** Start of DATA FOR THIS TASK **
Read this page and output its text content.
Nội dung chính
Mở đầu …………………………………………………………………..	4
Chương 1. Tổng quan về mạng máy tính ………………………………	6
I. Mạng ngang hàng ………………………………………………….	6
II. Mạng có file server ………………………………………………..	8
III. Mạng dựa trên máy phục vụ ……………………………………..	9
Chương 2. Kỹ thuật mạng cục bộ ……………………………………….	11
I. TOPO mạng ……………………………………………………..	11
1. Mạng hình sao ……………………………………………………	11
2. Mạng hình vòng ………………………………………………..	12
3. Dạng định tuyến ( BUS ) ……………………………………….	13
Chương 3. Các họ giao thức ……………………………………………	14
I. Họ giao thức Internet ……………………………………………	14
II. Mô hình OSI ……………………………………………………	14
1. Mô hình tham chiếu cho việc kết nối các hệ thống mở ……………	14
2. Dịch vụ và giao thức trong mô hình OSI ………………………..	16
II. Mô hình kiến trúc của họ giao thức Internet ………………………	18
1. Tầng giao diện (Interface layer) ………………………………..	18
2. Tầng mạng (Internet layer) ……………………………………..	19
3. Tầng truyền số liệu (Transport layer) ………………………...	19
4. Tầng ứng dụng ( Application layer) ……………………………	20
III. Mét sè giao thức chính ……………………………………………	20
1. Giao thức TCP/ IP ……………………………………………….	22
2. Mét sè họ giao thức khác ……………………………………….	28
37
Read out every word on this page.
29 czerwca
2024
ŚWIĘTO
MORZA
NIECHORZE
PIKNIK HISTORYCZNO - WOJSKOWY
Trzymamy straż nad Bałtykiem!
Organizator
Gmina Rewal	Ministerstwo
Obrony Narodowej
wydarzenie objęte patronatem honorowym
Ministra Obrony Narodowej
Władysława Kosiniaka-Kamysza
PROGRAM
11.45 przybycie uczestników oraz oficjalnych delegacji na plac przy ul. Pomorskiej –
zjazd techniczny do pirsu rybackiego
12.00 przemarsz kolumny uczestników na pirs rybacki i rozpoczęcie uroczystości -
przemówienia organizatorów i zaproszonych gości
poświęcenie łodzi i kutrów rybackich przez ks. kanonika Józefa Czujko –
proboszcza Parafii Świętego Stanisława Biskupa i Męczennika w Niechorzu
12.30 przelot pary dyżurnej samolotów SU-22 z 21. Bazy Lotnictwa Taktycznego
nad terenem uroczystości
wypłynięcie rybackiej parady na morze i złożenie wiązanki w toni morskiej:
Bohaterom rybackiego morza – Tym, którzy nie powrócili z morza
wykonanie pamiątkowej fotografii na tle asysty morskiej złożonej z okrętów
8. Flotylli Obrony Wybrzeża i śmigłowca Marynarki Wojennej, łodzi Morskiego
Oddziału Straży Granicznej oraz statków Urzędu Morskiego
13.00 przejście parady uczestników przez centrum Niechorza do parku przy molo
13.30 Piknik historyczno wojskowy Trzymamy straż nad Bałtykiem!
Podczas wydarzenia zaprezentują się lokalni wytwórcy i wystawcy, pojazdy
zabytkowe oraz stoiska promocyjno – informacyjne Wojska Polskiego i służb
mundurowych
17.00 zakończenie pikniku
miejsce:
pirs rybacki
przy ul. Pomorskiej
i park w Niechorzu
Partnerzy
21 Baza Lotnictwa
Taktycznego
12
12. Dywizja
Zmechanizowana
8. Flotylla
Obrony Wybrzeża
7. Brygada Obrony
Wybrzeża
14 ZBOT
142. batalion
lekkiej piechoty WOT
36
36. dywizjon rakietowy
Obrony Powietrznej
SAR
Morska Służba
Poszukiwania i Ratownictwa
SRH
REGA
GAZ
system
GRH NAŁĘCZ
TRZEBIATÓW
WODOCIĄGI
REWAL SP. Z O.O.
** End of DATA FOR THIS TASK **
__PROBLEM DESCRIPTION__. Gather each line from the listing above that holds "parady".

__WRITTEN SOLUTION__.
wypłynięcie rybackiej parady na morze i złożenie wiązanki w toni morskiej:
13.00 przejście parady uczestników przez centrum Niechorza do parku przy molo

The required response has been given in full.